— BEGIN Materials provided —

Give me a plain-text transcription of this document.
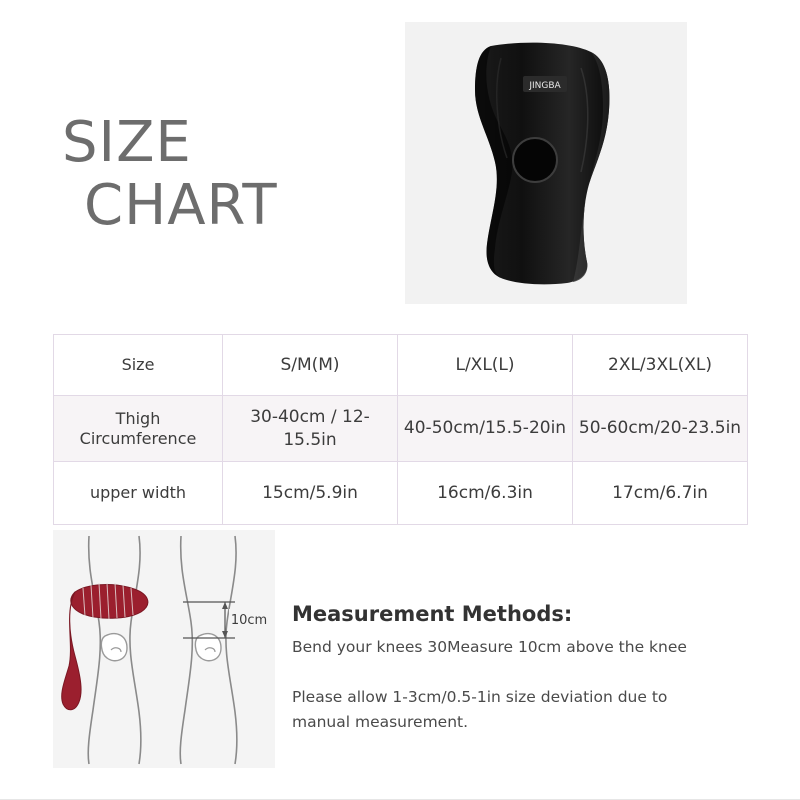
SIZE
CHART
JINGBA
Size	S/M(M)	L/XL(L)	2XL/3XL(XL)

Thigh
Circumference	30-40cm / 12-15.5in	40-50cm/15.5-20in	50-60cm/20-23.5in
upper width	15cm/5.9in	16cm/6.3in	17cm/6.7in
10cm Measurement Methods:

Bend your knees 30Measure 10cm above the knee

Please allow 1-3cm/0.5-1in size deviation due to manual measurement.
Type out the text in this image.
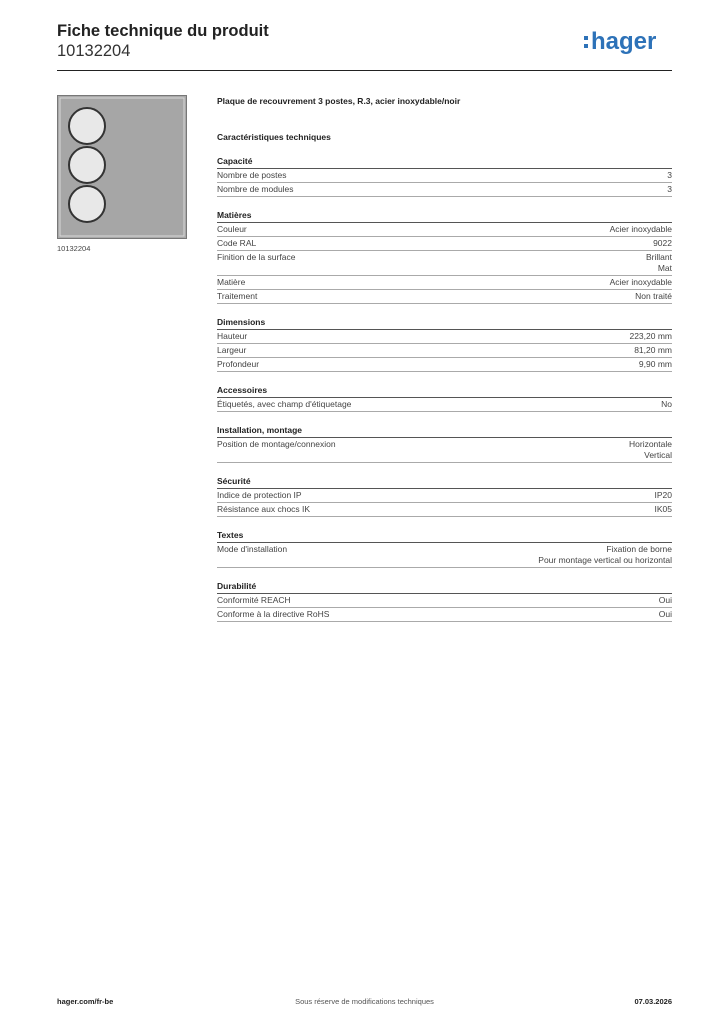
Fiche technique du produit
10132204	hager
10132204
Plaque de recouvrement 3 postes, R.3, acier inoxydable/noir
Caractéristiques techniques
Capacité
Nombre de postes	3
Nombre de modules	3
Matières
Couleur	Acier inoxydable
Code RAL	9022
Finition de la surface	Brillant
Mat
Matière	Acier inoxydable
Traitement	Non traité
Dimensions
Hauteur	223,20 mm
Largeur	81,20 mm
Profondeur	9,90 mm
Accessoires
Étiquetés, avec champ d'étiquetage	No
Installation, montage
Position de montage/connexion	Horizontale
Vertical
Sécurité
Indice de protection IP	IP20
Résistance aux chocs IK	IK05
Textes
Mode d'installation	Fixation de borne
Pour montage vertical ou horizontal
Durabilité
Conformité REACH	Oui
Conforme à la directive RoHS	Oui
hager.com/fr-be	Sous réserve de modifications techniques	07.03.2026
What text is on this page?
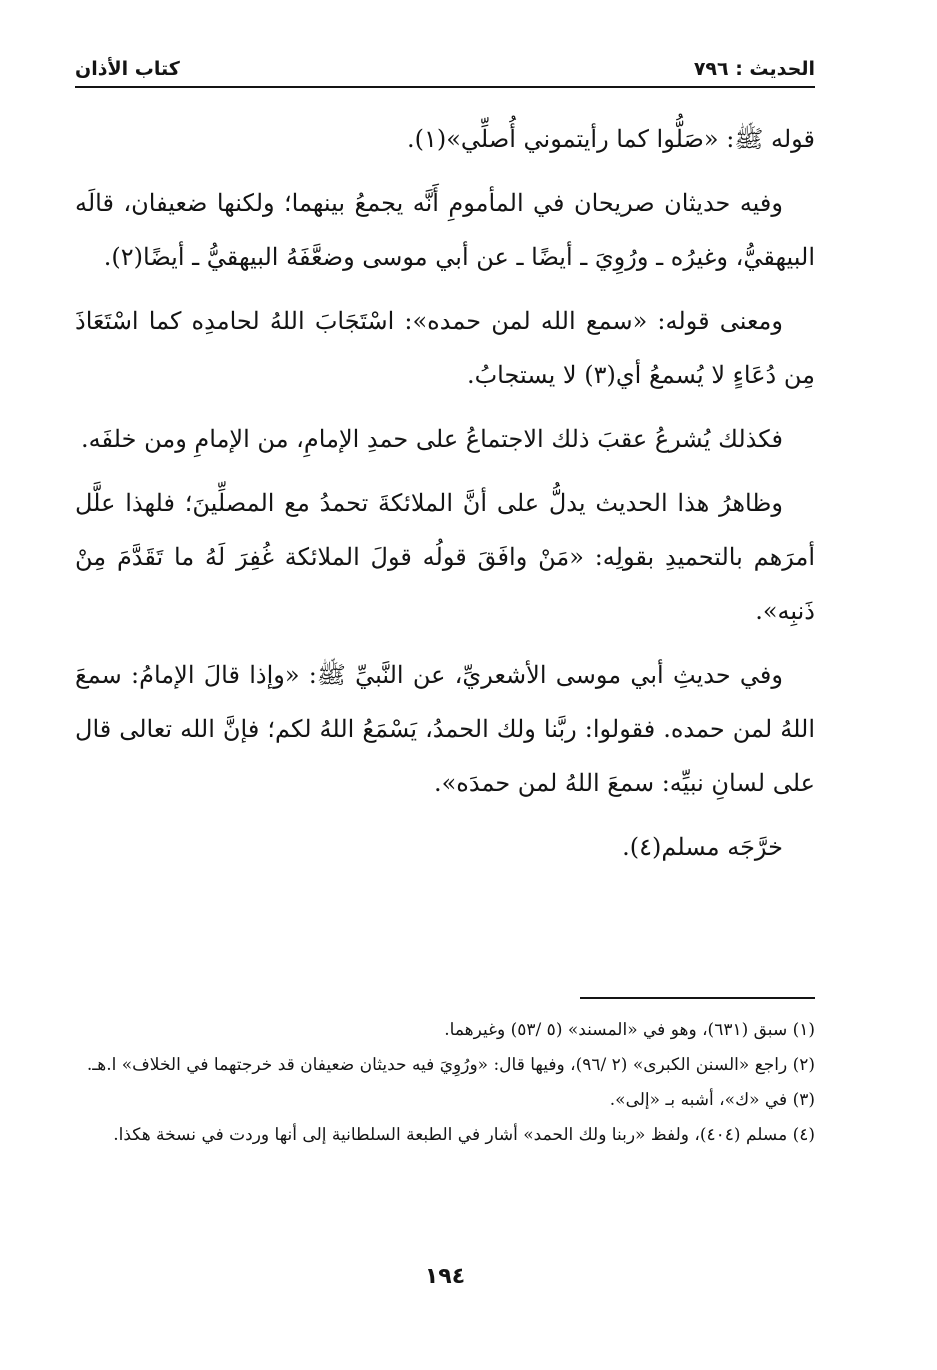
الحديث : ٧٩٦
كتاب الأذان

قوله ﷺ: «صَلُّوا كما رأيتموني أُصلِّي»(١).

وفيه حديثان صريحان في المأمومِ أَنَّه يجمعُ بينهما؛ ولكنها ضعيفان، قالَه البيهقيُّ، وغيرُه ـ ورُوِيَ ـ أيضًا ـ عن أبي موسى وضعَّفَهُ البيهقيُّ ـ أيضًا(٢).

ومعنى قوله: «سمع الله لمن حمده»: اسْتَجَابَ اللهُ لحامدِه كما اسْتَعَاذَ مِن دُعَاءٍ لا يُسمعُ أي(٣) لا يستجابُ.

فكذلك يُشرعُ عقبَ ذلك الاجتماعُ على حمدِ الإمامِ، من الإمامِ ومن خلفَه.

وظاهرُ هذا الحديث يدلُّ على أنَّ الملائكةَ تحمدُ مع المصلِّينَ؛ فلهذا علَّل أمرَهم بالتحميدِ بقولِه: «مَنْ وافَقَ قولُه قولَ الملائكة غُفِرَ لَهُ ما تَقَدَّمَ مِنْ ذَنبِه».

وفي حديثِ أبي موسى الأشعريِّ، عن النَّبيِّ ﷺ: «وإذا قالَ الإمامُ: سمعَ اللهُ لمن حمده. فقولوا: ربَّنا ولك الحمدُ، يَسْمَعُ اللهُ لكم؛ فإنَّ الله تعالى قال على لسانِ نبيِّه: سمعَ اللهُ لمن حمدَه».

خرَّجَه مسلم(٤).

(١) سبق (٦٣١)، وهو في «المسند» (٥ /٥٣) وغيرهما.

(٢) راجع «السنن الكبرى» (٢ /٩٦)، وفيها قال: «ورُوِيَ فيه حديثان ضعيفان قد خرجتهما في الخلاف» ا.هـ.

(٣) في «ك»، أشبه بـ «إلى».

(٤) مسلم (٤٠٤)، ولفظ «ربنا ولك الحمد» أشار في الطبعة السلطانية إلى أنها وردت في نسخة هكذا.

١٩٤
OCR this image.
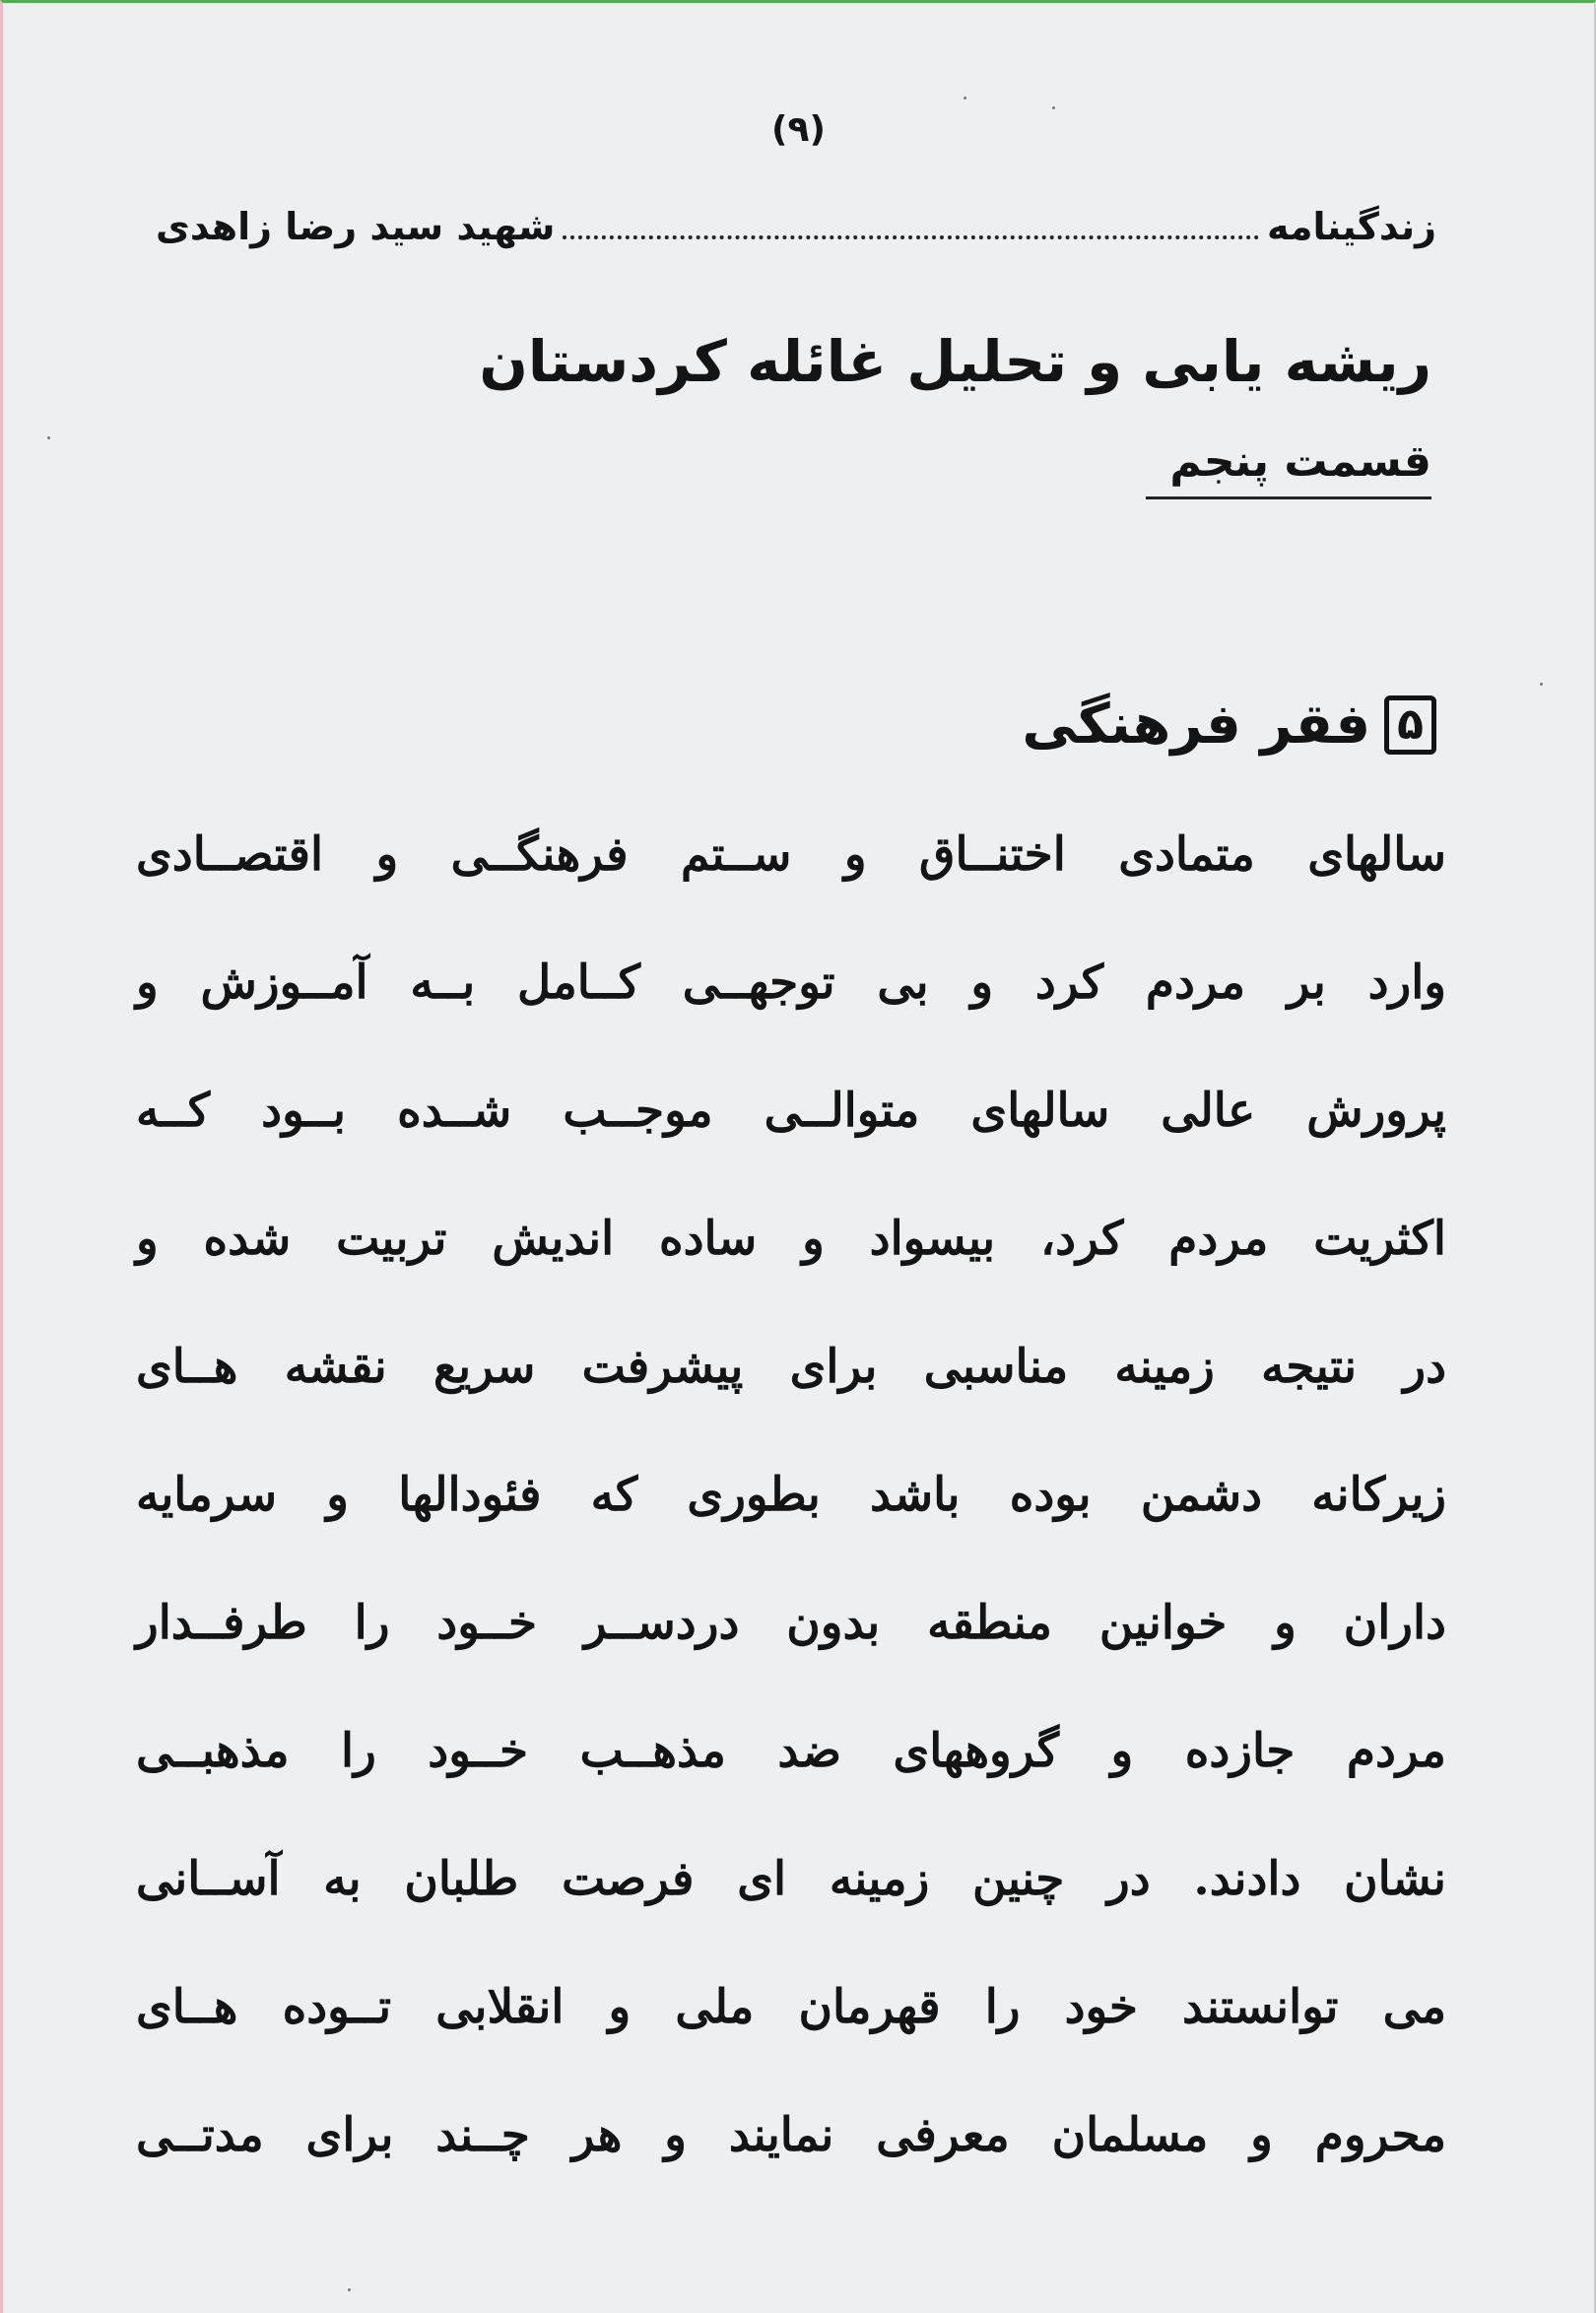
(۹)
زندگینامه
شهید سید رضا زاهدی
ریشه یابی و تحلیل غائله کردستان
قسمت پنجم
۵
فقر فرهنگی
سالهای متمادی اختنــاق و ســتم فرهنگــی و اقتصــادی
وارد بر مردم کرد و بی توجهــی کــامل بــه آمــوزش و
پرورش عالی سالهای متوالــی موجــب شــده بــود کــه
اکثریت مردم کرد، بیسواد و ساده اندیش تربیت شده و
در نتیجه زمینه مناسبی برای پیشرفت سریع نقشه هــای
زیرکانه دشمن بوده باشد بطوری که فئودالها و سرمایه
داران و خوانین منطقه بدون دردســر خــود را طرفــدار
مردم جازده و گروههای ضد مذهــب خــود را مذهبــی
نشان دادند. در چنین زمینه ای فرصت طلبان به آســانی
می توانستند خود را قهرمان ملی و انقلابی تــوده هــای
محروم و مسلمان معرفی نمایند و هر چــند برای مدتــی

— END Materials provided —

Look through the listing above. Pick out each line with "سالهای" and copy it.

سالهای متمادی اختنــاق و ســتم فرهنگــی و اقتصــادی
پرورش عالی سالهای متوالــی موجــب شــده بــود کــه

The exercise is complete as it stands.